#### DATA FOR THE TASK ####
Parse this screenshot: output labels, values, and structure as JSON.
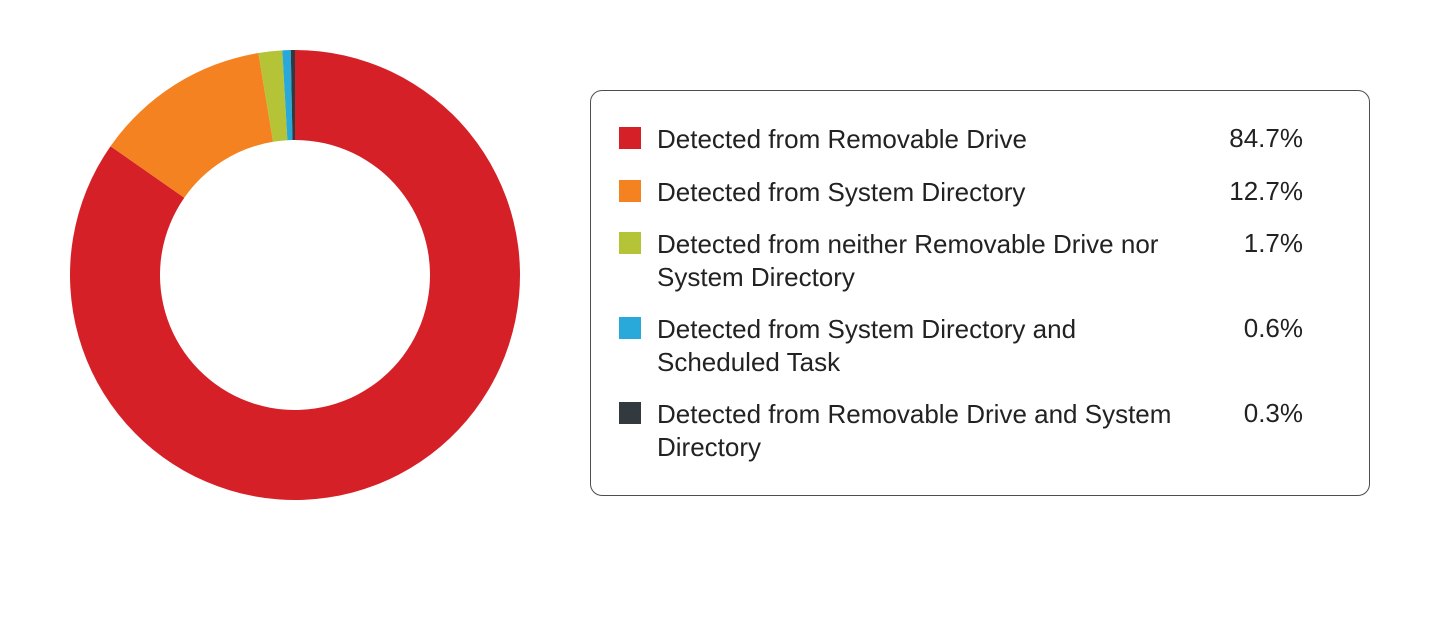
{
  "chart_data": {
    "type": "pie",
    "title": "",
    "series": [
      {
        "name": "Detected from Removable Drive",
        "value": 84.7,
        "percent_label": "84.7%",
        "color": "#d62027"
      },
      {
        "name": "Detected from System Directory",
        "value": 12.7,
        "percent_label": "12.7%",
        "color": "#f58220"
      },
      {
        "name": "Detected from neither Removable Drive nor System Directory",
        "value": 1.7,
        "percent_label": "1.7%",
        "color": "#b4c436"
      },
      {
        "name": "Detected from System Directory and Scheduled Task",
        "value": 0.6,
        "percent_label": "0.6%",
        "color": "#29a9d9"
      },
      {
        "name": "Detected from Removable Drive and System Directory",
        "value": 0.3,
        "percent_label": "0.3%",
        "color": "#323a40"
      }
    ]
  }
}
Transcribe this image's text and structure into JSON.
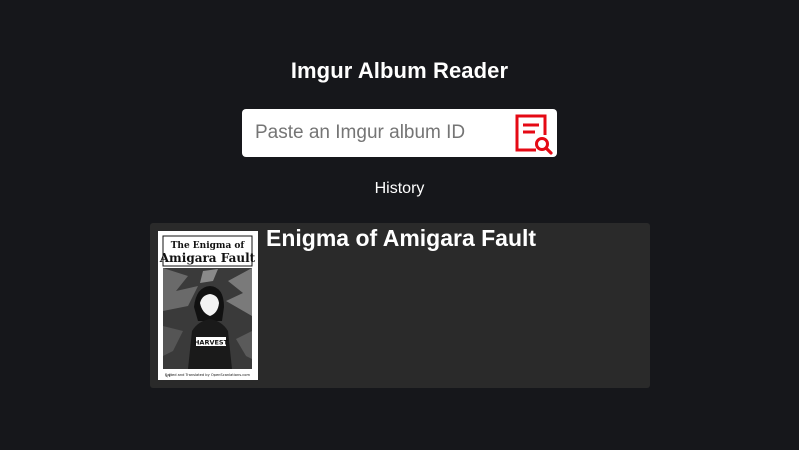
{
  "header": {
    "title": "Imgur Album Reader"
  },
  "search": {
    "placeholder": "Paste an Imgur album ID",
    "value": "",
    "button_icon": "search-document-icon",
    "accent_color": "#e50914"
  },
  "history": {
    "label": "History",
    "items": [
      {
        "title": "Enigma of Amigara Fault",
        "thumbnail": {
          "title_line1": "The Enigma of",
          "title_line2": "Amigara Fault",
          "shirt_text": "HARVEST",
          "caption": "Edited and Translated by OpenScanlations.com",
          "page_number": "1/1"
        }
      }
    ]
  }
}
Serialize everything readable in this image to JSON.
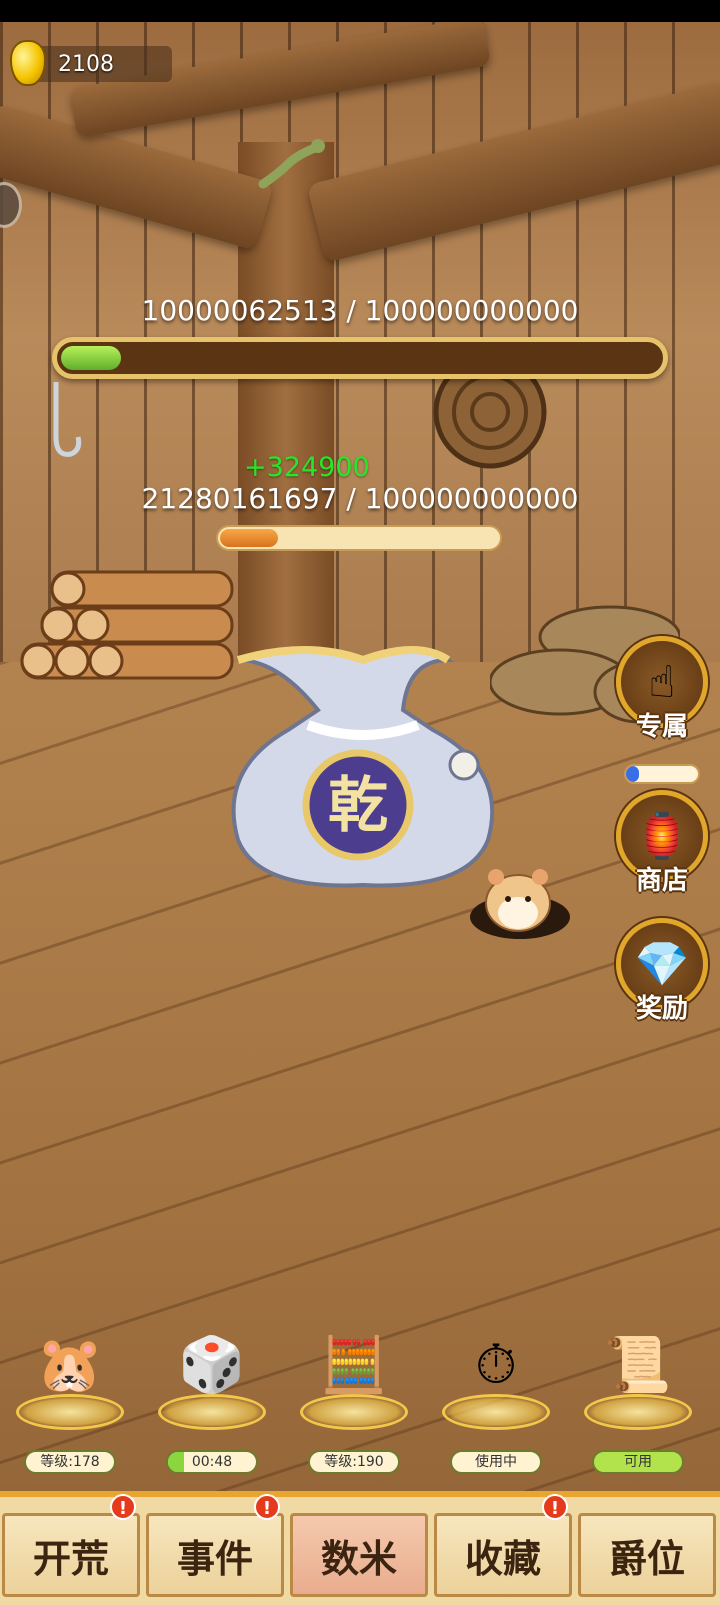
{
  "currency": {
    "icon": "gold-ingot-icon",
    "value": "2108"
  },
  "progress_main": {
    "label": "10000062513 / 100000000000",
    "fraction": 0.1
  },
  "progress_sub": {
    "label": "21280161697 / 100000000000",
    "fraction": 0.21,
    "gain": "+324900"
  },
  "bag": {
    "emblem": "乾"
  },
  "side_buttons": [
    {
      "label": "专属",
      "icon": "hand-icon",
      "progress": 0.18
    },
    {
      "label": "商店",
      "icon": "shop-icon"
    },
    {
      "label": "奖励",
      "icon": "treasure-chest-icon"
    }
  ],
  "tools": [
    {
      "icon": "hamster-icon",
      "badge": "等级:178"
    },
    {
      "icon": "dice-icon",
      "badge": "00:48",
      "timer_fraction": 0.18
    },
    {
      "icon": "abacus-icon",
      "badge": "等级:190"
    },
    {
      "icon": "pocket-watch-icon",
      "badge": "使用中"
    },
    {
      "icon": "scroll-icon",
      "badge": "可用"
    }
  ],
  "nav": [
    {
      "label": "开荒",
      "alert": "!"
    },
    {
      "label": "事件",
      "alert": "!"
    },
    {
      "label": "数米",
      "active": true
    },
    {
      "label": "收藏",
      "alert": "!"
    },
    {
      "label": "爵位"
    }
  ],
  "colors": {
    "accent": "#e8a630",
    "alert": "#e53b1c",
    "gain": "#29e52a"
  }
}
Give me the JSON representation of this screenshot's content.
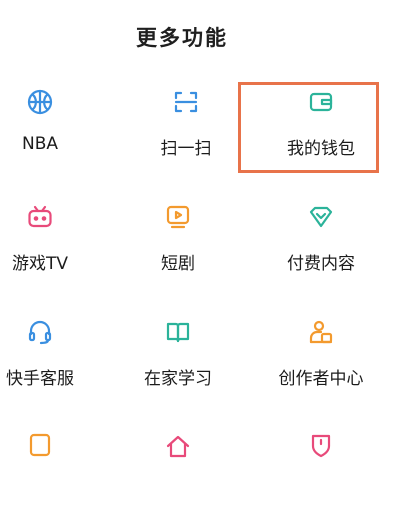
{
  "header": {
    "title": "更多功能"
  },
  "colors": {
    "blue": "#3a8fe0",
    "green": "#2bb39a",
    "orange": "#f39a2e",
    "pink": "#e84a7a",
    "highlight": "#e8734a"
  },
  "items": [
    {
      "label": "NBA",
      "icon": "basketball-icon"
    },
    {
      "label": "扫一扫",
      "icon": "scan-icon"
    },
    {
      "label": "我的钱包",
      "icon": "wallet-icon"
    },
    {
      "label": "游戏TV",
      "icon": "game-tv-icon"
    },
    {
      "label": "短剧",
      "icon": "play-video-icon"
    },
    {
      "label": "付费内容",
      "icon": "diamond-icon"
    },
    {
      "label": "快手客服",
      "icon": "headset-icon"
    },
    {
      "label": "在家学习",
      "icon": "book-icon"
    },
    {
      "label": "创作者中心",
      "icon": "creator-icon"
    },
    {
      "label": "",
      "icon": "partial-orange-icon"
    },
    {
      "label": "",
      "icon": "partial-pink-icon"
    },
    {
      "label": "",
      "icon": "partial-pink-shield-icon"
    }
  ]
}
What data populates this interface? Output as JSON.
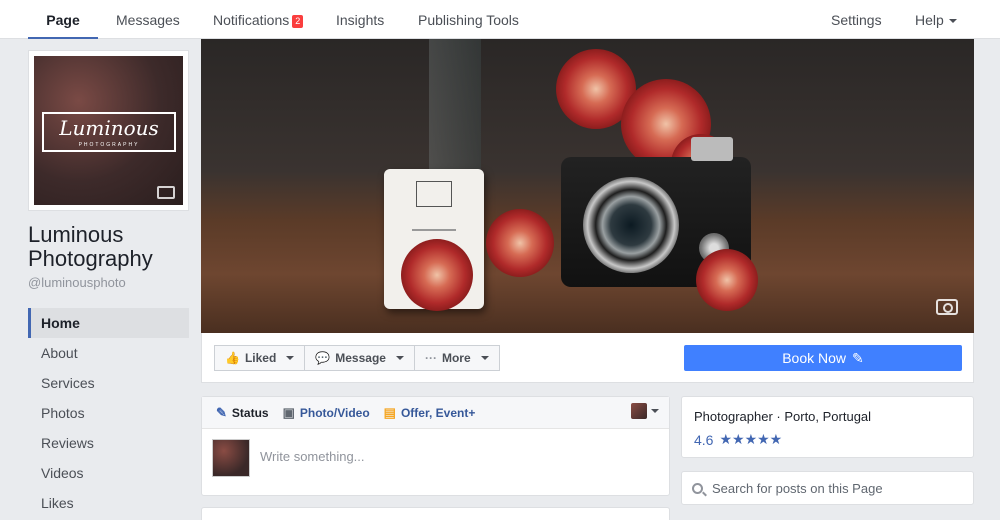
{
  "topnav": {
    "tabs": [
      {
        "label": "Page"
      },
      {
        "label": "Messages"
      },
      {
        "label": "Notifications",
        "badge": "2"
      },
      {
        "label": "Insights"
      },
      {
        "label": "Publishing Tools"
      }
    ],
    "settings": "Settings",
    "help": "Help"
  },
  "profile": {
    "logo_text": "Luminous",
    "logo_sub": "PHOTOGRAPHY",
    "name": "Luminous Photography",
    "handle": "@luminousphoto"
  },
  "sidebar": {
    "items": [
      {
        "label": "Home",
        "active": true
      },
      {
        "label": "About"
      },
      {
        "label": "Services"
      },
      {
        "label": "Photos"
      },
      {
        "label": "Reviews"
      },
      {
        "label": "Videos"
      },
      {
        "label": "Likes"
      }
    ]
  },
  "actions": {
    "liked": "Liked",
    "message": "Message",
    "more": "More",
    "book_now": "Book Now"
  },
  "composer": {
    "tabs": [
      {
        "label": "Status",
        "icon": "pencil-icon"
      },
      {
        "label": "Photo/Video",
        "icon": "camera-icon"
      },
      {
        "label": "Offer, Event+",
        "icon": "offer-icon"
      }
    ],
    "placeholder": "Write something..."
  },
  "info": {
    "category": "Photographer · Porto, Portugal",
    "rating": "4.6",
    "stars": "★★★★★"
  },
  "search": {
    "placeholder": "Search for posts on this Page"
  },
  "colors": {
    "brand_blue": "#4267b2",
    "book_now": "#4080ff",
    "badge_red": "#fa3e3e"
  }
}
####
SET EXERCISE:
Print the records word for word and exclude any picture they hold.

WRITTEN SOLUTION:
Parse this screenshot: output labels, values, and structure as JSON.
{
  "chart_data": {
    "type": "pie",
    "title": "",
    "series": [
      {
        "name": "Detected from Removable Drive",
        "value": 84.7,
        "percent_label": "84.7%",
        "color": "#d62027"
      },
      {
        "name": "Detected from System Directory",
        "value": 12.7,
        "percent_label": "12.7%",
        "color": "#f58220"
      },
      {
        "name": "Detected from neither Removable Drive nor System Directory",
        "value": 1.7,
        "percent_label": "1.7%",
        "color": "#b4c436"
      },
      {
        "name": "Detected from System Directory and Scheduled Task",
        "value": 0.6,
        "percent_label": "0.6%",
        "color": "#29a9d9"
      },
      {
        "name": "Detected from Removable Drive and System Directory",
        "value": 0.3,
        "percent_label": "0.3%",
        "color": "#323a40"
      }
    ]
  }
}
Transcribe this image's text and structure into JSON.
{
  "header": {
    "title": "Imgur Album Reader"
  },
  "search": {
    "placeholder": "Paste an Imgur album ID",
    "value": "",
    "button_icon": "search-document-icon",
    "accent_color": "#e50914"
  },
  "history": {
    "label": "History",
    "items": [
      {
        "title": "Enigma of Amigara Fault",
        "thumbnail": {
          "title_line1": "The Enigma of",
          "title_line2": "Amigara Fault",
          "shirt_text": "HARVEST",
          "caption": "Edited and Translated by OpenScanlations.com",
          "page_number": "1/1"
        }
      }
    ]
  }
}
Serialize everything readable in this image to JSON.
{
  "currency": {
    "icon": "gold-ingot-icon",
    "value": "2108"
  },
  "progress_main": {
    "label": "10000062513 / 100000000000",
    "fraction": 0.1
  },
  "progress_sub": {
    "label": "21280161697 / 100000000000",
    "fraction": 0.21,
    "gain": "+324900"
  },
  "bag": {
    "emblem": "乾"
  },
  "side_buttons": [
    {
      "label": "专属",
      "icon": "hand-icon",
      "progress": 0.18
    },
    {
      "label": "商店",
      "icon": "shop-icon"
    },
    {
      "label": "奖励",
      "icon": "treasure-chest-icon"
    }
  ],
  "tools": [
    {
      "icon": "hamster-icon",
      "badge": "等级:178"
    },
    {
      "icon": "dice-icon",
      "badge": "00:48",
      "timer_fraction": 0.18
    },
    {
      "icon": "abacus-icon",
      "badge": "等级:190"
    },
    {
      "icon": "pocket-watch-icon",
      "badge": "使用中"
    },
    {
      "icon": "scroll-icon",
      "badge": "可用"
    }
  ],
  "nav": [
    {
      "label": "开荒",
      "alert": "!"
    },
    {
      "label": "事件",
      "alert": "!"
    },
    {
      "label": "数米",
      "active": true
    },
    {
      "label": "收藏",
      "alert": "!"
    },
    {
      "label": "爵位"
    }
  ],
  "colors": {
    "accent": "#e8a630",
    "alert": "#e53b1c",
    "gain": "#29e52a"
  }
}
Give me the JSON representation of this screenshot's content.
{
  "header": {
    "title": "更多功能"
  },
  "colors": {
    "blue": "#3a8fe0",
    "green": "#2bb39a",
    "orange": "#f39a2e",
    "pink": "#e84a7a",
    "highlight": "#e8734a"
  },
  "items": [
    {
      "label": "NBA",
      "icon": "basketball-icon"
    },
    {
      "label": "扫一扫",
      "icon": "scan-icon"
    },
    {
      "label": "我的钱包",
      "icon": "wallet-icon"
    },
    {
      "label": "游戏TV",
      "icon": "game-tv-icon"
    },
    {
      "label": "短剧",
      "icon": "play-video-icon"
    },
    {
      "label": "付费内容",
      "icon": "diamond-icon"
    },
    {
      "label": "快手客服",
      "icon": "headset-icon"
    },
    {
      "label": "在家学习",
      "icon": "book-icon"
    },
    {
      "label": "创作者中心",
      "icon": "creator-icon"
    },
    {
      "label": "",
      "icon": "partial-orange-icon"
    },
    {
      "label": "",
      "icon": "partial-pink-icon"
    },
    {
      "label": "",
      "icon": "partial-pink-shield-icon"
    }
  ]
}
What data populates this interface? Output as JSON.
{
  "topnav": {
    "tabs": [
      {
        "label": "Page"
      },
      {
        "label": "Messages"
      },
      {
        "label": "Notifications",
        "badge": "2"
      },
      {
        "label": "Insights"
      },
      {
        "label": "Publishing Tools"
      }
    ],
    "settings": "Settings",
    "help": "Help"
  },
  "profile": {
    "logo_text": "Luminous",
    "logo_sub": "PHOTOGRAPHY",
    "name": "Luminous Photography",
    "handle": "@luminousphoto"
  },
  "sidebar": {
    "items": [
      {
        "label": "Home",
        "active": true
      },
      {
        "label": "About"
      },
      {
        "label": "Services"
      },
      {
        "label": "Photos"
      },
      {
        "label": "Reviews"
      },
      {
        "label": "Videos"
      },
      {
        "label": "Likes"
      }
    ]
  },
  "actions": {
    "liked": "Liked",
    "message": "Message",
    "more": "More",
    "book_now": "Book Now"
  },
  "composer": {
    "tabs": [
      {
        "label": "Status",
        "icon": "pencil-icon"
      },
      {
        "label": "Photo/Video",
        "icon": "camera-icon"
      },
      {
        "label": "Offer, Event+",
        "icon": "offer-icon"
      }
    ],
    "placeholder": "Write something..."
  },
  "info": {
    "category": "Photographer · Porto, Portugal",
    "rating": "4.6",
    "stars": "★★★★★"
  },
  "search": {
    "placeholder": "Search for posts on this Page"
  },
  "colors": {
    "brand_blue": "#4267b2",
    "book_now": "#4080ff",
    "badge_red": "#fa3e3e"
  }
}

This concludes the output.